Entries taken from a collection:
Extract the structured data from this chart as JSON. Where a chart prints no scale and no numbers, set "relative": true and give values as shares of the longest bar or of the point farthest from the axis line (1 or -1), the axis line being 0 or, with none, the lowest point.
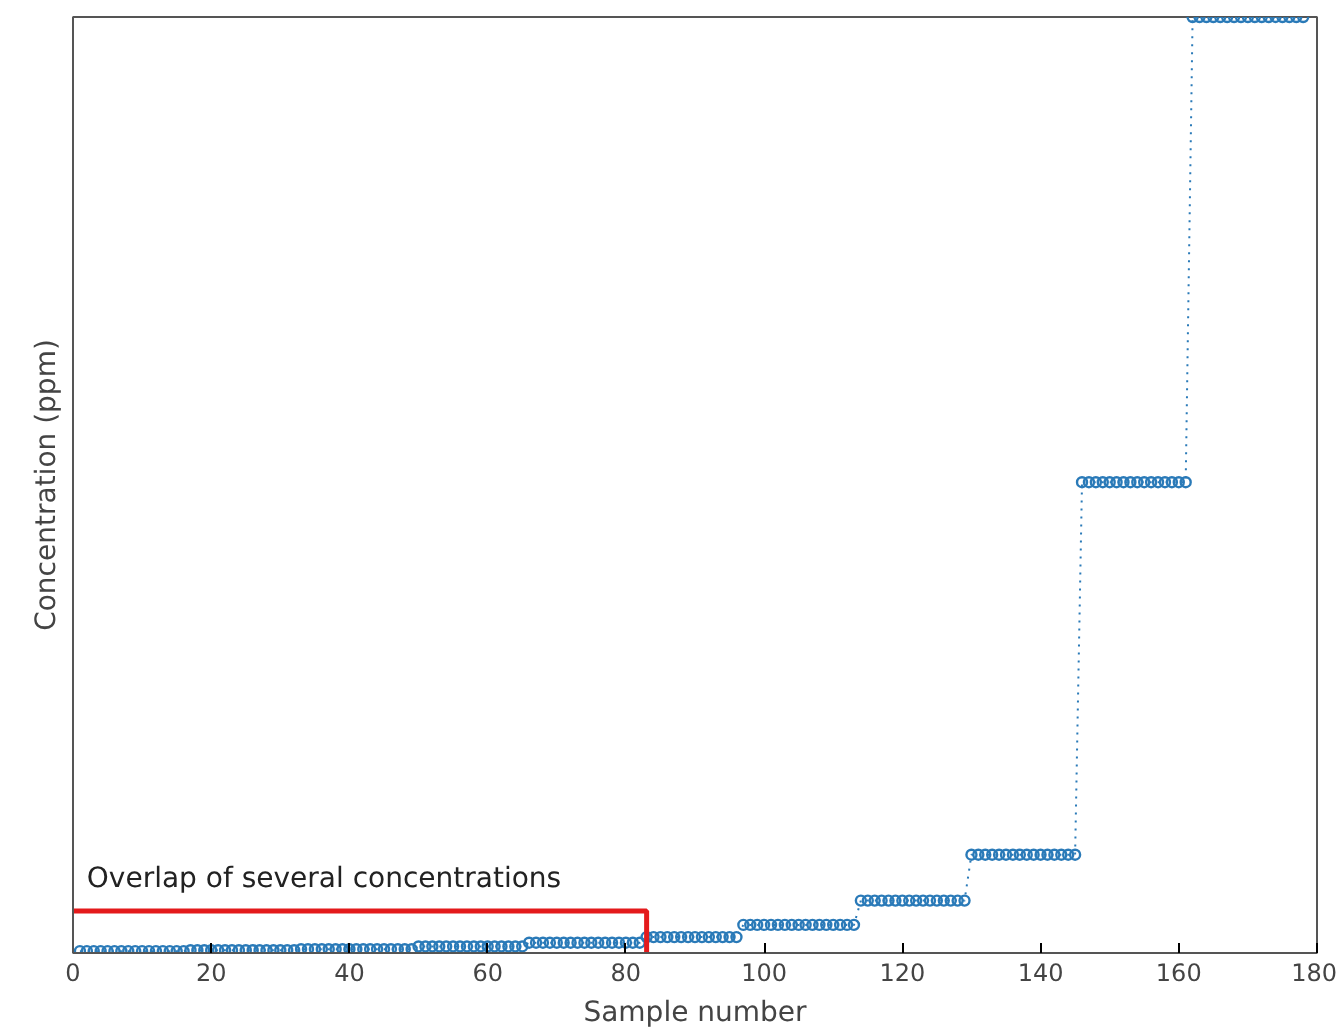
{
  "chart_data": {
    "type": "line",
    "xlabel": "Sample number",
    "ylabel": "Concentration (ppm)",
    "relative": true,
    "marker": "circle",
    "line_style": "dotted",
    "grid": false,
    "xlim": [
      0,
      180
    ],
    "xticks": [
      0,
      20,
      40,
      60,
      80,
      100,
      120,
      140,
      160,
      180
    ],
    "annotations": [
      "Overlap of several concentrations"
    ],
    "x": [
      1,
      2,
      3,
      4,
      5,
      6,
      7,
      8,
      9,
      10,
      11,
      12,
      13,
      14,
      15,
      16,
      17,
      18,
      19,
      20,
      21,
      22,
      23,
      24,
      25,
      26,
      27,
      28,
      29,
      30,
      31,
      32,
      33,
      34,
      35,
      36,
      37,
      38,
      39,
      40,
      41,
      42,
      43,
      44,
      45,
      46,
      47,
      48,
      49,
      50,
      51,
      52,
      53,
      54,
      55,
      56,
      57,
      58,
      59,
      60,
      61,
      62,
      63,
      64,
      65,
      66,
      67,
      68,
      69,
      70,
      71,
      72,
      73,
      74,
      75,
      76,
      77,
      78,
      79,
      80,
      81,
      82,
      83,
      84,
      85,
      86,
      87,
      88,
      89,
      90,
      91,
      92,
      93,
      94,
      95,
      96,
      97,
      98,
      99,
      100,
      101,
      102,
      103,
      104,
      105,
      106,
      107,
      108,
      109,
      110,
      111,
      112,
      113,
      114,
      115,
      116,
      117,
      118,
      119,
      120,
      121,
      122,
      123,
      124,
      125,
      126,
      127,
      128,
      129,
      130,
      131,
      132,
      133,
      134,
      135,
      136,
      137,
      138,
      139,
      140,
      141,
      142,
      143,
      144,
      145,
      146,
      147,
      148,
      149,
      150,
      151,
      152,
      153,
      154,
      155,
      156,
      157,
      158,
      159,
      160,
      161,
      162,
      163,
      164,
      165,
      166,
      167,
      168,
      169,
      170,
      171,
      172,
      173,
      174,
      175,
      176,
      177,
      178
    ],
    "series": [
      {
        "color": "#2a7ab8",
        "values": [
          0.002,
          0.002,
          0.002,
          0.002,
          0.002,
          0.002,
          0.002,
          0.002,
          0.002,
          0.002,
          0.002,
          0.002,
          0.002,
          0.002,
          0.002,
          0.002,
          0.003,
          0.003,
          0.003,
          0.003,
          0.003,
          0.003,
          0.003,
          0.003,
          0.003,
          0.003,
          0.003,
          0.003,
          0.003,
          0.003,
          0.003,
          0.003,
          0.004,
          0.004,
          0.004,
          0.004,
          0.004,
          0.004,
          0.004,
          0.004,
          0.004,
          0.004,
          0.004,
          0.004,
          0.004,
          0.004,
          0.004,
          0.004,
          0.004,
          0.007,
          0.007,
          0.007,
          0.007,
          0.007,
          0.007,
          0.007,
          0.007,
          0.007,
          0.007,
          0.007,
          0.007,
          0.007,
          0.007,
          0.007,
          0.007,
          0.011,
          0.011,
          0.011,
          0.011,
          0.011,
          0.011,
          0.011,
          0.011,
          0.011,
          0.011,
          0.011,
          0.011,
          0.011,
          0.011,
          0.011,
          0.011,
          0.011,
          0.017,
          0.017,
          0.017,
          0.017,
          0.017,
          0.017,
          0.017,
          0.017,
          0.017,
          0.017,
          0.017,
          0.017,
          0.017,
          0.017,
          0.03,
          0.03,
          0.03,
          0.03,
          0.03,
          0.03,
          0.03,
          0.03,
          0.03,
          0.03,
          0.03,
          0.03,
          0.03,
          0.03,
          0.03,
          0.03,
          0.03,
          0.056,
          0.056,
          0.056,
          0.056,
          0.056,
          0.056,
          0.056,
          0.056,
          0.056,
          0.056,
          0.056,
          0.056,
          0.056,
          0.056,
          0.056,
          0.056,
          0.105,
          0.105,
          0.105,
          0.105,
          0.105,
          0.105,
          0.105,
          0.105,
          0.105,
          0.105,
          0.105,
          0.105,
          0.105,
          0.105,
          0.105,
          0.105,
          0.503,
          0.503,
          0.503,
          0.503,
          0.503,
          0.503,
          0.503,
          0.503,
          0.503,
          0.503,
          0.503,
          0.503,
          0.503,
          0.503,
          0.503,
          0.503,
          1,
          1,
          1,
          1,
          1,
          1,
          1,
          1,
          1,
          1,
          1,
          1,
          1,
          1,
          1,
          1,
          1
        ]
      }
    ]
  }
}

## Your instructions
Pictures are not part of the copy; output everything else in the records exactly.

## Expected answer
Extract the structured data from this chart as JSON. Where a chart prints no scale and no numbers, set "relative": true and give values as shares of the longest bar or of the point farthest from the axis line (1 or -1), the axis line being 0 or, with none, the lowest point.
{
  "chart_data": {
    "type": "line",
    "xlabel": "Sample number",
    "ylabel": "Concentration (ppm)",
    "relative": true,
    "marker": "circle",
    "line_style": "dotted",
    "grid": false,
    "xlim": [
      0,
      180
    ],
    "xticks": [
      0,
      20,
      40,
      60,
      80,
      100,
      120,
      140,
      160,
      180
    ],
    "annotations": [
      "Overlap of several concentrations"
    ],
    "x": [
      1,
      2,
      3,
      4,
      5,
      6,
      7,
      8,
      9,
      10,
      11,
      12,
      13,
      14,
      15,
      16,
      17,
      18,
      19,
      20,
      21,
      22,
      23,
      24,
      25,
      26,
      27,
      28,
      29,
      30,
      31,
      32,
      33,
      34,
      35,
      36,
      37,
      38,
      39,
      40,
      41,
      42,
      43,
      44,
      45,
      46,
      47,
      48,
      49,
      50,
      51,
      52,
      53,
      54,
      55,
      56,
      57,
      58,
      59,
      60,
      61,
      62,
      63,
      64,
      65,
      66,
      67,
      68,
      69,
      70,
      71,
      72,
      73,
      74,
      75,
      76,
      77,
      78,
      79,
      80,
      81,
      82,
      83,
      84,
      85,
      86,
      87,
      88,
      89,
      90,
      91,
      92,
      93,
      94,
      95,
      96,
      97,
      98,
      99,
      100,
      101,
      102,
      103,
      104,
      105,
      106,
      107,
      108,
      109,
      110,
      111,
      112,
      113,
      114,
      115,
      116,
      117,
      118,
      119,
      120,
      121,
      122,
      123,
      124,
      125,
      126,
      127,
      128,
      129,
      130,
      131,
      132,
      133,
      134,
      135,
      136,
      137,
      138,
      139,
      140,
      141,
      142,
      143,
      144,
      145,
      146,
      147,
      148,
      149,
      150,
      151,
      152,
      153,
      154,
      155,
      156,
      157,
      158,
      159,
      160,
      161,
      162,
      163,
      164,
      165,
      166,
      167,
      168,
      169,
      170,
      171,
      172,
      173,
      174,
      175,
      176,
      177,
      178
    ],
    "series": [
      {
        "color": "#2a7ab8",
        "values": [
          0.002,
          0.002,
          0.002,
          0.002,
          0.002,
          0.002,
          0.002,
          0.002,
          0.002,
          0.002,
          0.002,
          0.002,
          0.002,
          0.002,
          0.002,
          0.002,
          0.003,
          0.003,
          0.003,
          0.003,
          0.003,
          0.003,
          0.003,
          0.003,
          0.003,
          0.003,
          0.003,
          0.003,
          0.003,
          0.003,
          0.003,
          0.003,
          0.004,
          0.004,
          0.004,
          0.004,
          0.004,
          0.004,
          0.004,
          0.004,
          0.004,
          0.004,
          0.004,
          0.004,
          0.004,
          0.004,
          0.004,
          0.004,
          0.004,
          0.007,
          0.007,
          0.007,
          0.007,
          0.007,
          0.007,
          0.007,
          0.007,
          0.007,
          0.007,
          0.007,
          0.007,
          0.007,
          0.007,
          0.007,
          0.007,
          0.011,
          0.011,
          0.011,
          0.011,
          0.011,
          0.011,
          0.011,
          0.011,
          0.011,
          0.011,
          0.011,
          0.011,
          0.011,
          0.011,
          0.011,
          0.011,
          0.011,
          0.017,
          0.017,
          0.017,
          0.017,
          0.017,
          0.017,
          0.017,
          0.017,
          0.017,
          0.017,
          0.017,
          0.017,
          0.017,
          0.017,
          0.03,
          0.03,
          0.03,
          0.03,
          0.03,
          0.03,
          0.03,
          0.03,
          0.03,
          0.03,
          0.03,
          0.03,
          0.03,
          0.03,
          0.03,
          0.03,
          0.03,
          0.056,
          0.056,
          0.056,
          0.056,
          0.056,
          0.056,
          0.056,
          0.056,
          0.056,
          0.056,
          0.056,
          0.056,
          0.056,
          0.056,
          0.056,
          0.056,
          0.105,
          0.105,
          0.105,
          0.105,
          0.105,
          0.105,
          0.105,
          0.105,
          0.105,
          0.105,
          0.105,
          0.105,
          0.105,
          0.105,
          0.105,
          0.105,
          0.503,
          0.503,
          0.503,
          0.503,
          0.503,
          0.503,
          0.503,
          0.503,
          0.503,
          0.503,
          0.503,
          0.503,
          0.503,
          0.503,
          0.503,
          0.503,
          1,
          1,
          1,
          1,
          1,
          1,
          1,
          1,
          1,
          1,
          1,
          1,
          1,
          1,
          1,
          1,
          1
        ]
      }
    ]
  }
}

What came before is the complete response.